- **WHAT THE EXERCISE ASKS**
Examine each line of the data. Copy those that contain the string "计算机支持的协同工作".

[start of SUPPLIED RECORDS]

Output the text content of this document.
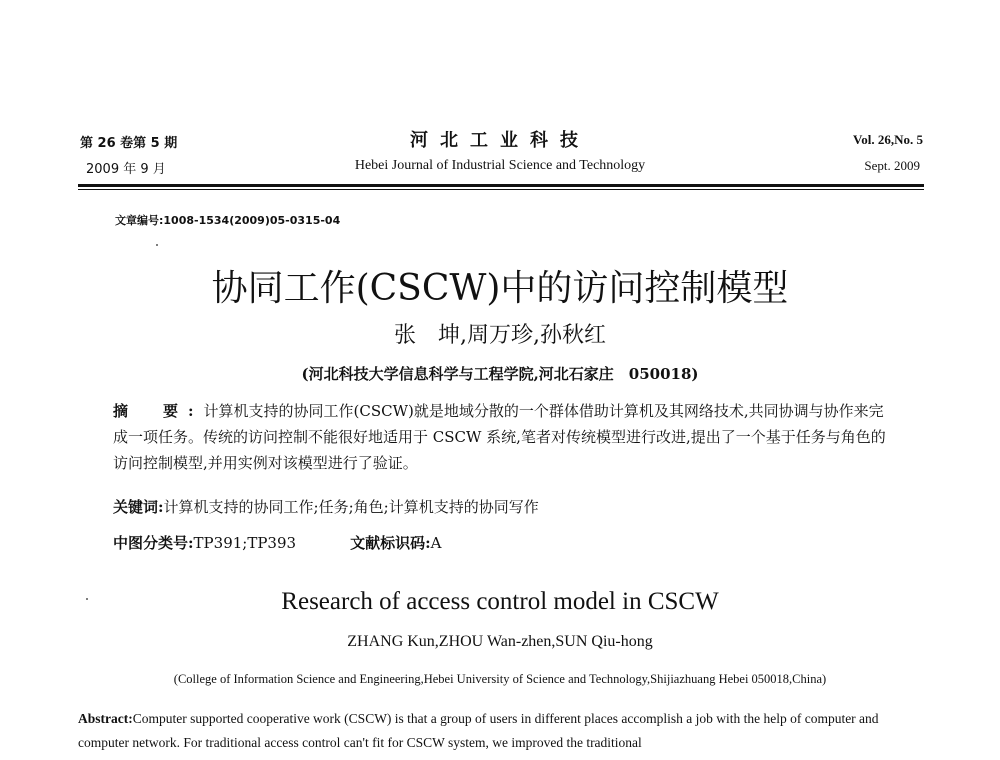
第 26 卷第 5 期
2009 年 9 月
河北工业科技
Hebei Journal of Industrial Science and Technology
Vol. 26,No. 5
Sept. 2009
文章编号:1008-1534(2009)05-0315-04
协同工作(CSCW)中的访问控制模型
张　坤,周万珍,孙秋红
(河北科技大学信息科学与工程学院,河北石家庄　050018)
摘　要:计算机支持的协同工作(CSCW)就是地域分散的一个群体借助计算机及其网络技术,共同协调与协作来完成一项任务。传统的访问控制不能很好地适用于 CSCW 系统,笔者对传统模型进行改进,提出了一个基于任务与角色的访问控制模型,并用实例对该模型进行了验证。
关键词:计算机支持的协同工作;任务;角色;计算机支持的协同写作
中图分类号:TP391;TP393	文献标识码:A
Research of access control model in CSCW
ZHANG Kun,ZHOU Wan-zhen,SUN Qiu-hong
(College of Information Science and Engineering,Hebei University of Science and Technology,Shijiazhuang Hebei 050018,China)
Abstract:Computer supported cooperative work (CSCW) is that a group of users in different places accomplish a job with the help of computer and computer network. For traditional access control can't fit for CSCW system, we improved the traditional
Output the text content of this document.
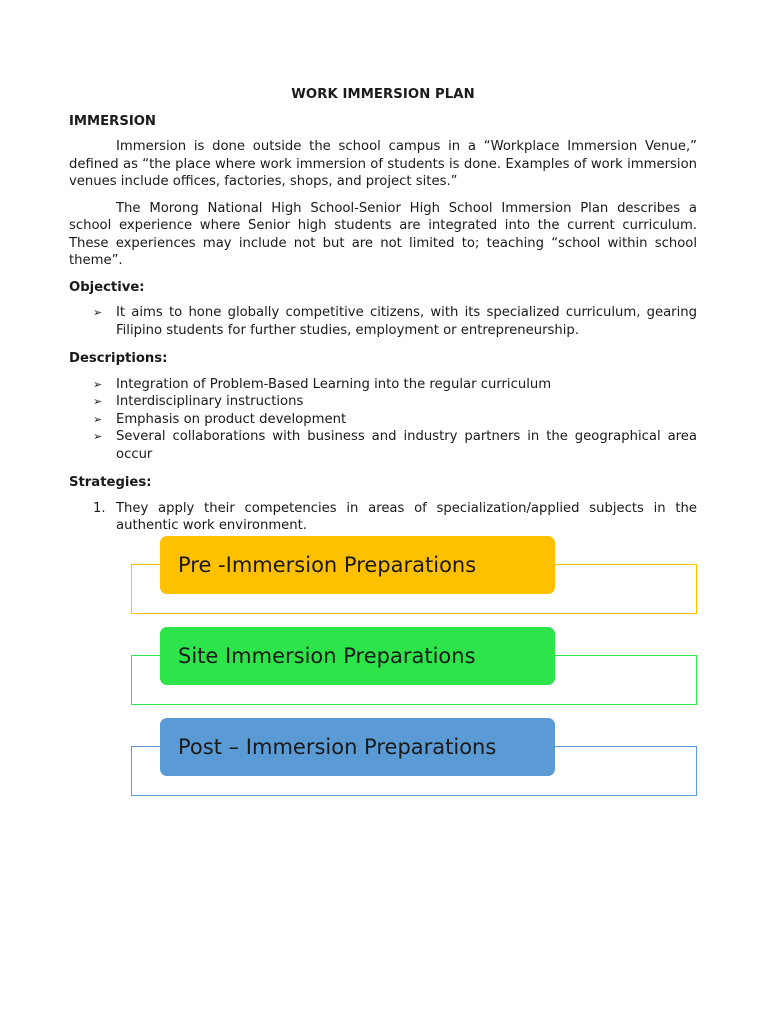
WORK IMMERSION PLAN
IMMERSION

Immersion is done outside the school campus in a “Workplace Immersion Venue,” defined as “the place where work immersion of students is done. Examples of work immersion venues include offices, factories, shops, and project sites.”

The Morong National High School-Senior High School Immersion Plan describes a school experience where Senior high students are integrated into the current curriculum. These experiences may include not but are not limited to; teaching “school within school theme”.

Objective:
➢ It aims to hone globally competitive citizens, with its specialized curriculum, gearing Filipino students for further studies, employment or entrepreneurship.
Descriptions:
➢ Integration of Problem-Based Learning into the regular curriculum
➢ Interdisciplinary instructions
➢ Emphasis on product development
➢ Several collaborations with business and industry partners in the geographical area occur
Strategies:
1. They apply their competencies in areas of specialization/applied subjects in the authentic work environment.
Pre -Immersion Preparations
Site Immersion Preparations
Post – Immersion Preparations
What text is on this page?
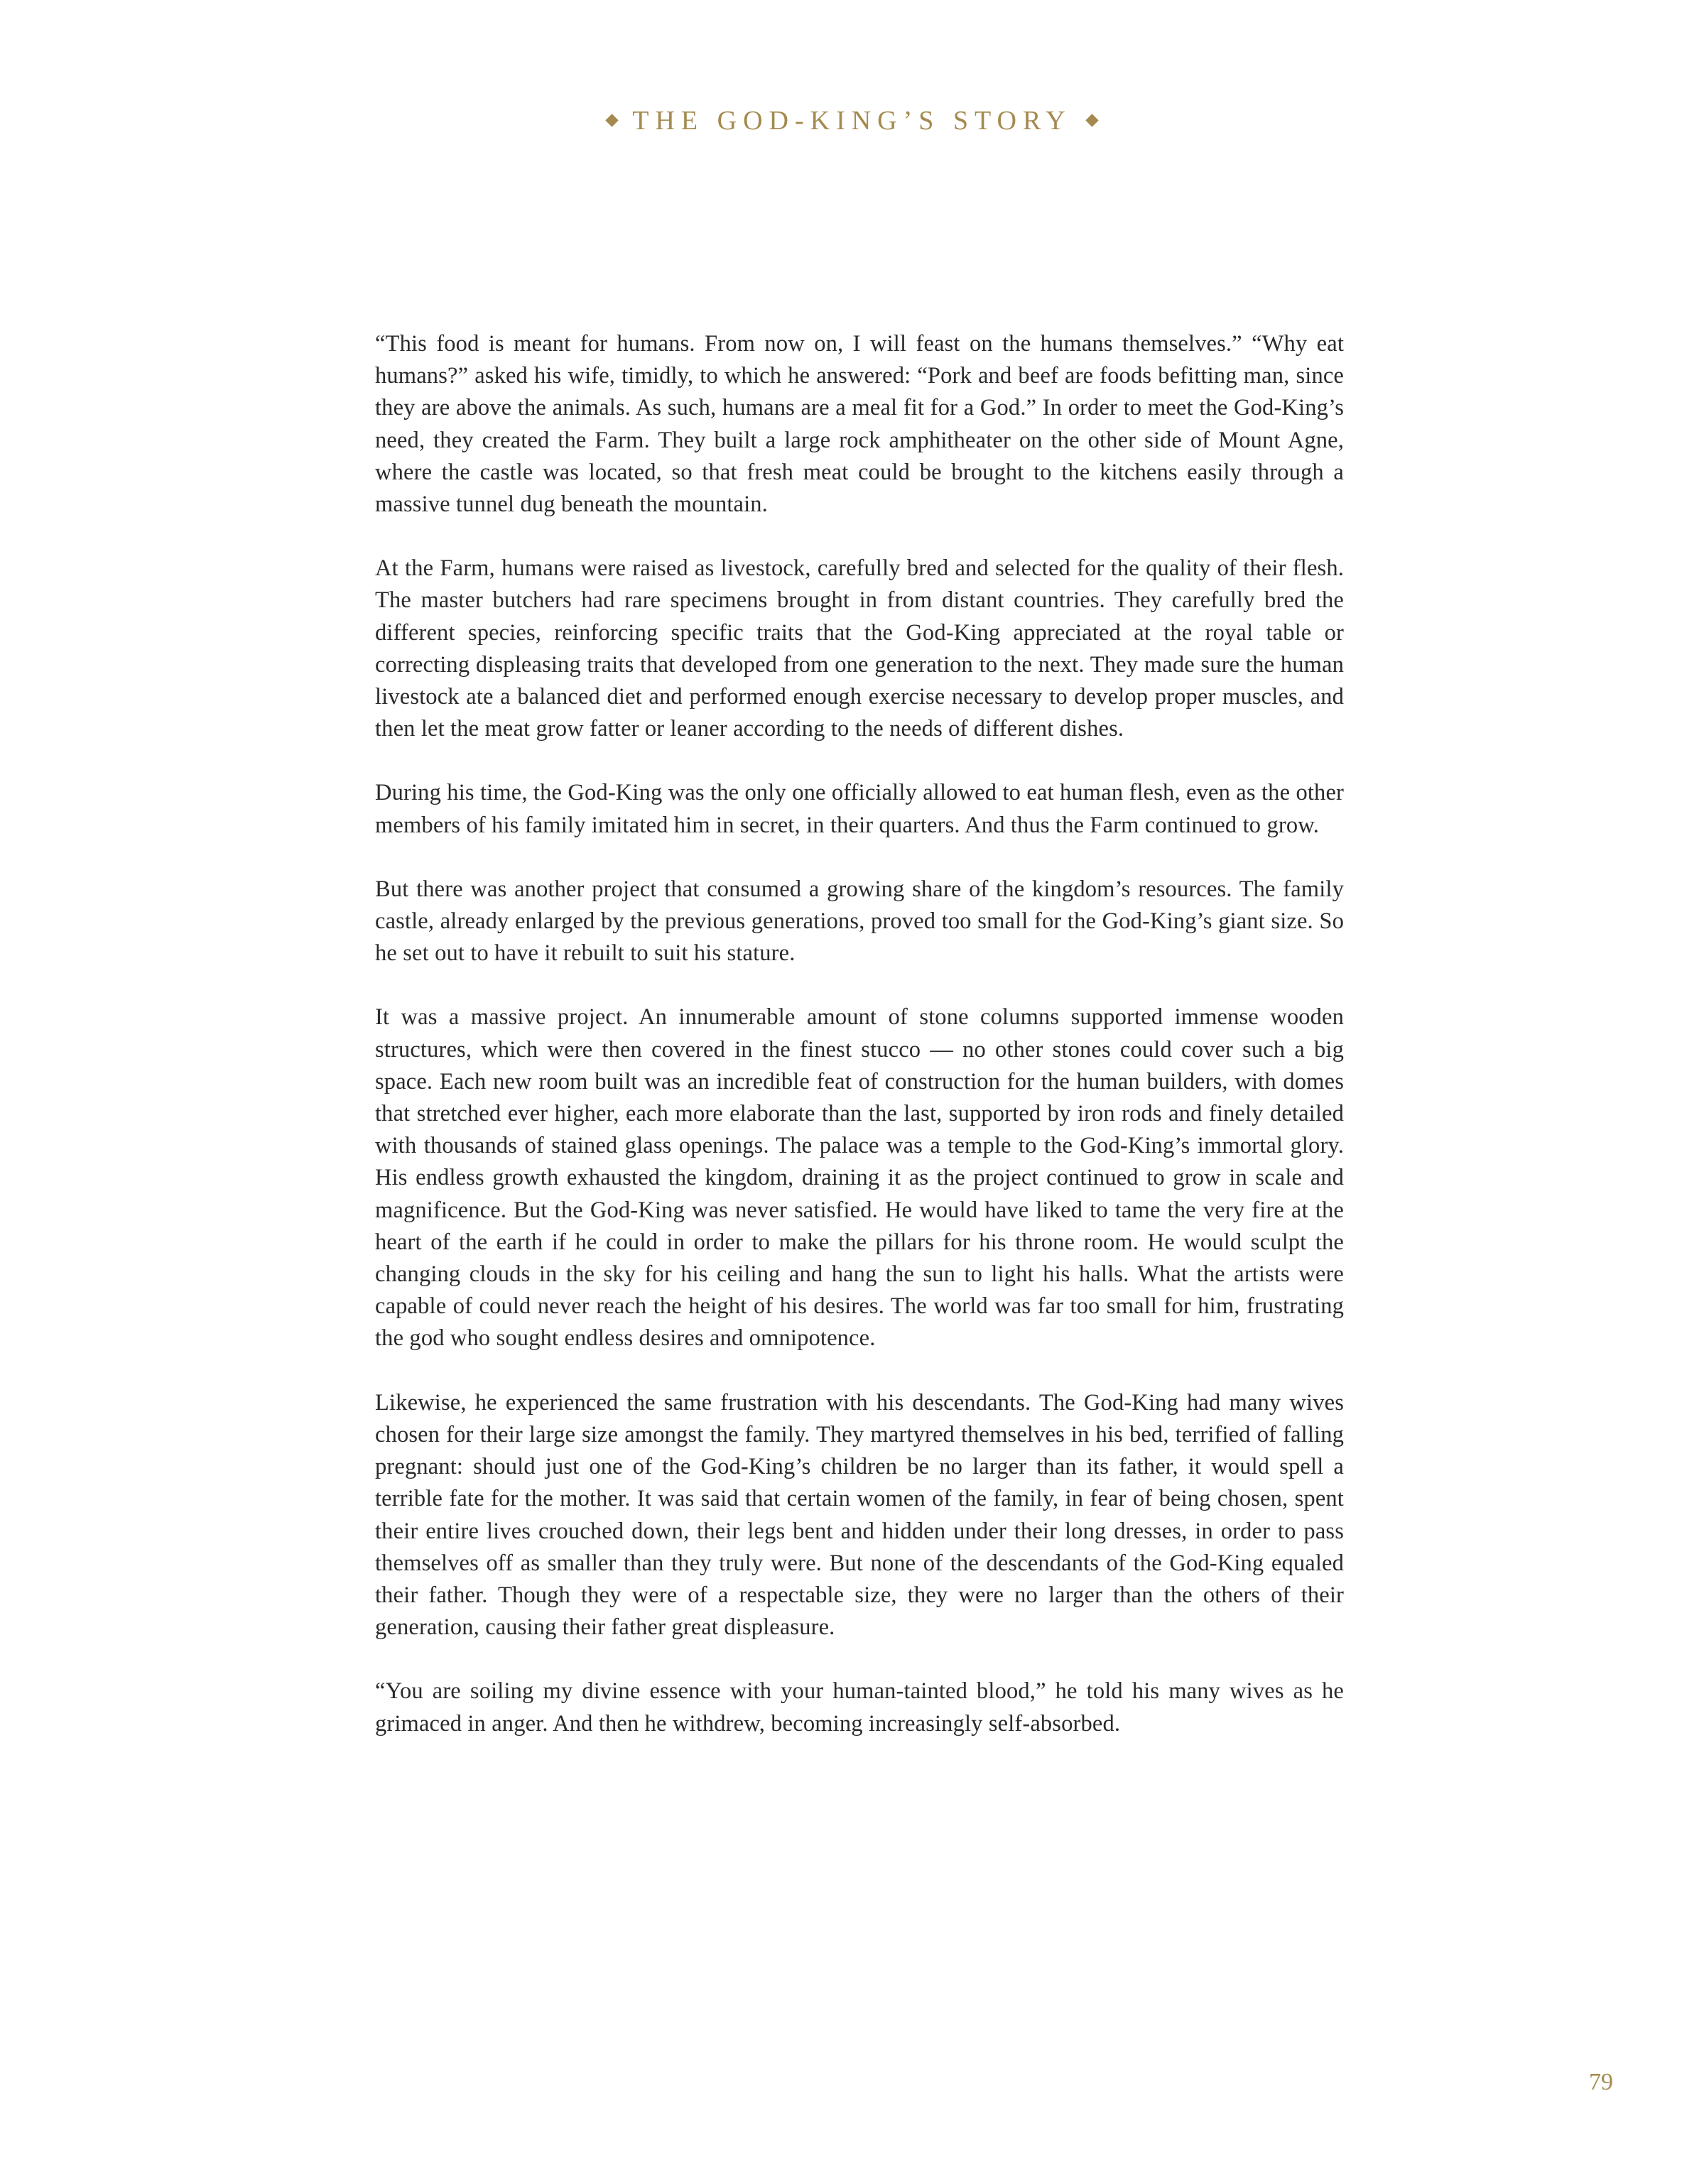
THE GOD-KING’S STORY

“This food is meant for humans. From now on, I will feast on the humans themselves.” “Why eat humans?” asked his wife, timidly, to which he answered: “Pork and beef are foods befitting man, since they are above the animals. As such, humans are a meal fit for a God.” In order to meet the God-King’s need, they created the Farm. They built a large rock amphitheater on the other side of Mount Agne, where the castle was located, so that fresh meat could be brought to the kitchens easily through a massive tunnel dug beneath the mountain.

At the Farm, humans were raised as livestock, carefully bred and selected for the quality of their flesh. The master butchers had rare specimens brought in from distant countries. They carefully bred the different species, reinforcing specific traits that the God-King appreciated at the royal table or correcting displeasing traits that developed from one generation to the next. They made sure the human livestock ate a balanced diet and performed enough exercise necessary to develop proper muscles, and then let the meat grow fatter or leaner according to the needs of different dishes.

During his time, the God-King was the only one officially allowed to eat human flesh, even as the other members of his family imitated him in secret, in their quarters. And thus the Farm continued to grow.

But there was another project that consumed a growing share of the kingdom’s resources. The family castle, already enlarged by the previous generations, proved too small for the God-King’s giant size. So he set out to have it rebuilt to suit his stature.

It was a massive project. An innumerable amount of stone columns supported immense wooden structures, which were then covered in the finest stucco — no other stones could cover such a big space. Each new room built was an incredible feat of construction for the human builders, with domes that stretched ever higher, each more elaborate than the last, supported by iron rods and finely detailed with thousands of stained glass openings. The palace was a temple to the God-King’s immortal glory. His endless growth exhausted the kingdom, draining it as the project continued to grow in scale and magnificence. But the God-King was never satisfied. He would have liked to tame the very fire at the heart of the earth if he could in order to make the pillars for his throne room. He would sculpt the changing clouds in the sky for his ceiling and hang the sun to light his halls. What the artists were capable of could never reach the height of his desires. The world was far too small for him, frustrating the god who sought endless desires and omnipotence.

Likewise, he experienced the same frustration with his descendants. The God-King had many wives chosen for their large size amongst the family. They martyred themselves in his bed, terrified of falling pregnant: should just one of the God-King’s children be no larger than its father, it would spell a terrible fate for the mother. It was said that certain women of the family, in fear of being chosen, spent their entire lives crouched down, their legs bent and hidden under their long dresses, in order to pass themselves off as smaller than they truly were. But none of the descendants of the God-King equaled their father. Though they were of a respectable size, they were no larger than the others of their generation, causing their father great displeasure.

“You are soiling my divine essence with your human-tainted blood,” he told his many wives as he grimaced in anger. And then he withdrew, becoming increasingly self-absorbed.

79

[end of SUPPLIED RECORDS]

- **TASK OUTPUT**
摘　要:计算机支持的协同工作(CSCW)就是地域分散的一个群体借助计算机及其网络技术,共同协调与协作来完成一项任务。传统的访问控制不能很好地适用于 CSCW 系统,笔者对传统模型进行改进,提出了一个基于任务与角色的访问控制模型,并用实例对该模型进行了验证。
关键词:计算机支持的协同工作;任务;角色;计算机支持的协同写作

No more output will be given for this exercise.